:: MATERIAL SHOWN
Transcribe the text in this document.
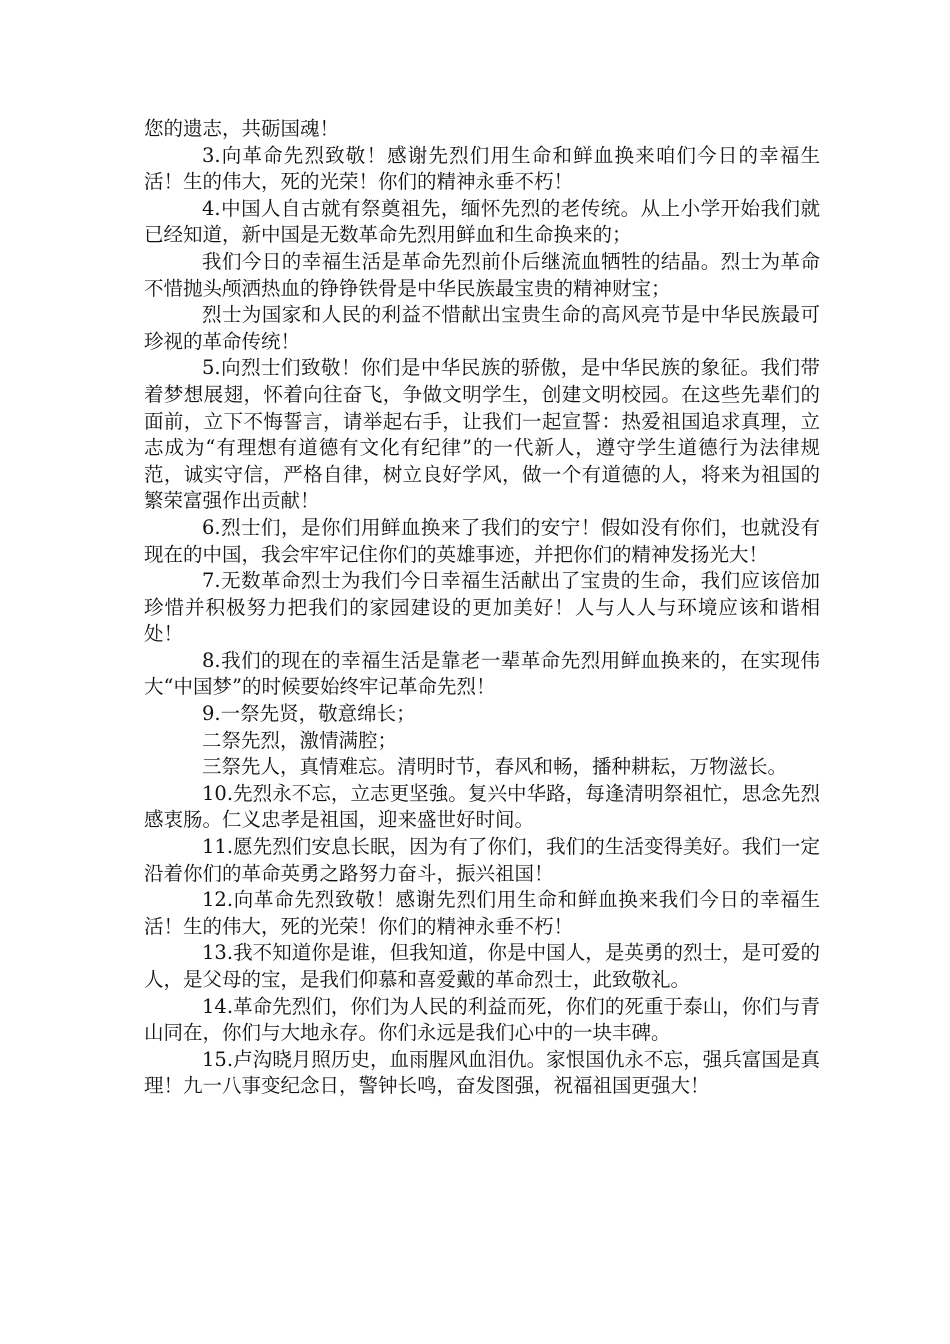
您的遗志，共砺国魂！

3.向革命先烈致敬！感谢先烈们用生命和鲜血换来咱们今日的幸福生活！生的伟大，死的光荣！你们的精神永垂不朽！

4.中国人自古就有祭奠祖先，缅怀先烈的老传统。从上小学开始我们就已经知道，新中国是无数革命先烈用鲜血和生命换来的；

我们今日的幸福生活是革命先烈前仆后继流血牺牲的结晶。烈士为革命不惜抛头颅洒热血的铮铮铁骨是中华民族最宝贵的精神财宝；

烈士为国家和人民的利益不惜献出宝贵生命的高风亮节是中华民族最可珍视的革命传统！

5.向烈士们致敬！你们是中华民族的骄傲，是中华民族的象征。我们带着梦想展翅，怀着向往奋飞，争做文明学生，创建文明校园。在这些先辈们的面前，立下不悔誓言，请举起右手，让我们一起宣誓：热爱祖国追求真理，立志成为“有理想有道德有文化有纪律”的一代新人，遵守学生道德行为法律规范，诚实守信，严格自律，树立良好学风，做一个有道德的人，将来为祖国的繁荣富强作出贡献！

6.烈士们，是你们用鲜血换来了我们的安宁！假如没有你们，也就没有现在的中国，我会牢牢记住你们的英雄事迹，并把你们的精神发扬光大！

7.无数革命烈士为我们今日幸福生活献出了宝贵的生命，我们应该倍加珍惜并积极努力把我们的家园建设的更加美好！人与人人与环境应该和谐相处！

8.我们的现在的幸福生活是靠老一辈革命先烈用鲜血换来的，在实现伟大“中国梦”的时候要始终牢记革命先烈！

9.一祭先贤，敬意绵长；

二祭先烈，激情满腔；

三祭先人，真情难忘。清明时节，春风和畅，播种耕耘，万物滋长。

10.先烈永不忘，立志更坚強。复兴中华路，每逢清明祭祖忙，思念先烈感衷肠。仁义忠孝是祖国，迎来盛世好时间。

11.愿先烈们安息长眠，因为有了你们，我们的生活变得美好。我们一定沿着你们的革命英勇之路努力奋斗，振兴祖国！

12.向革命先烈致敬！感谢先烈们用生命和鲜血换来我们今日的幸福生活！生的伟大，死的光荣！你们的精神永垂不朽！

13.我不知道你是谁，但我知道，你是中国人，是英勇的烈士，是可爱的人，是父母的宝，是我们仰慕和喜爱戴的革命烈士，此致敬礼。

14.革命先烈们，你们为人民的利益而死，你们的死重于泰山，你们与青山同在，你们与大地永存。你们永远是我们心中的一块丰碑。

15.卢沟晓月照历史，血雨腥风血泪仇。家恨国仇永不忘，强兵富国是真理！九一八事变纪念日，警钟长鸣，奋发图强，祝福祖国更强大！
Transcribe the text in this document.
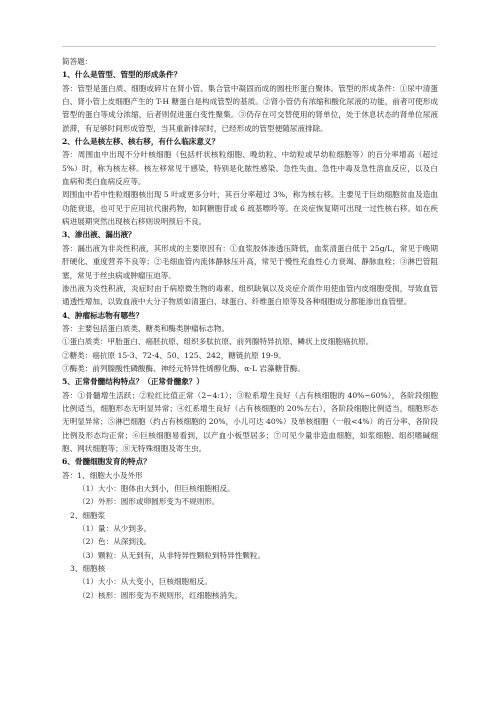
简答题：

1、什么是管型、管型的形成条件？

答：管型是蛋白质、细胞或碎片在肾小管、集合管中凝固而成的圆柱形蛋白聚体。管型的形成条件：①尿中清蛋白、肾小管上皮细胞产生的 T-H 糖蛋白是构成管型的基质。②肾小管仍有浓缩和酸化尿液的功能，前者可使形成管型的蛋白等成分浓缩，后者则促进蛋白变性聚集。③仍存在可交替使用的肾单位，处于休息状态的肾单位尿液淤滞，有足够时间形成管型，当其重新排尿时，已经形成的管型便随尿液排除。

2、什么是核左移、核右移，有什么临床意义？

答：周围血中出现不分叶核细胞（包括杆状核粒细胞、晚幼粒、中幼粒或早幼粒细胞等）的百分率增高（超过 5%）时，称为核左移。核左移常见于感染，特别是化脓性感染、急性失血、急性中毒及急性溶血反应，以及白血病和类白血病反应等。

周围血中若中性粒细胞核出现 5 叶或更多分叶，其百分率超过 3%，称为核右移。主要见于巨幼细胞贫血及造血功能衰退，也可见于应用抗代谢药物，如阿糖胞苷或 6 巯基嘌呤等。在炎症恢复期可出现一过性核右移。如在疾病进展期突然出现核右移则说明预后不良。

3、渗出液、漏出液？

答：漏出液为非炎性积液，其形成的主要原因有：①血浆胶体渗透压降低，血浆清蛋白低于 25g/L，常见于晚期肝硬化、重度营养不良等；②毛细血管内流体静脉压升高，常见于慢性充血性心力衰竭、静脉血栓；③淋巴管阻塞，常见于丝虫病或肿瘤压迫等。

渗出液为炎性积液，炎症时由于病原微生物的毒素、组织缺氧以及炎症介质作用使血管内皮细胞受损，导致血管通透性增加，以致血液中大分子物质如清蛋白、球蛋白、纤维蛋白原等及各种细胞成分都能渗出血管壁。

4、肿瘤标志物有哪些？

答：主要包括蛋白质类、糖类和酶类肿瘤标志物。

①蛋白质类：甲胎蛋白、癌胚抗原、组织多肽抗原、前列腺特异抗原、鳞状上皮细胞癌抗原。

②糖类：癌抗原 15-3、72-4、50、125、242，糖链抗原 19-9。

③酶类：前列腺酸性磷酸酶、神经元特异性烯醇化酶、α-L 岩藻糖苷酶。

5、正常骨髓结构特点？（正常骨髓象？）

答：①骨髓增生活跃；②粒红比值正常（2~4:1）；③粒系增生良好（占有核细胞的 40%~60%），各阶段细胞比例适当，细胞形态无明显异常；④红系增生良好（占有核细胞的 20%左右），各阶段细胞比例适当，细胞形态无明显异常；⑤淋巴细胞（约占有核细胞的 20%，小儿可达 40%）及单核细胞（一般<4%）的百分率、各阶段比例及形态均正常；⑥巨核细胞易看到，以产血小板型居多；⑦可见少量非造血细胞，如浆细胞、组织嗜碱细胞、网状细胞等；⑧无特殊细胞及寄生虫。

6、骨髓细胞发育的特点？

答：1、细胞大小及外形

（1）大小：胞体由大到小，但巨核细胞相反。

（2）外形：圆形或卵圆形变为不规则形。

2、细胞浆

（1）量：从少到多。

（2）色：从深到浅。

（3）颗粒：从无到有，从非特异性颗粒到特异性颗粒。

3、细胞核

（1）大小：从大变小，巨核细胞相反。

（2）核形：圆形变为不规则形，红细胞核消失。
::::
YOUR TASK
Report all lines of the data that include the word "生的伟大".

EXERCISE RESPONSE
3.向革命先烈致敬！感谢先烈们用生命和鲜血换来咱们今日的幸福生活！生的伟大，死的光荣！你们的精神永垂不朽！
12.向革命先烈致敬！感谢先烈们用生命和鲜血换来我们今日的幸福生活！生的伟大，死的光荣！你们的精神永垂不朽！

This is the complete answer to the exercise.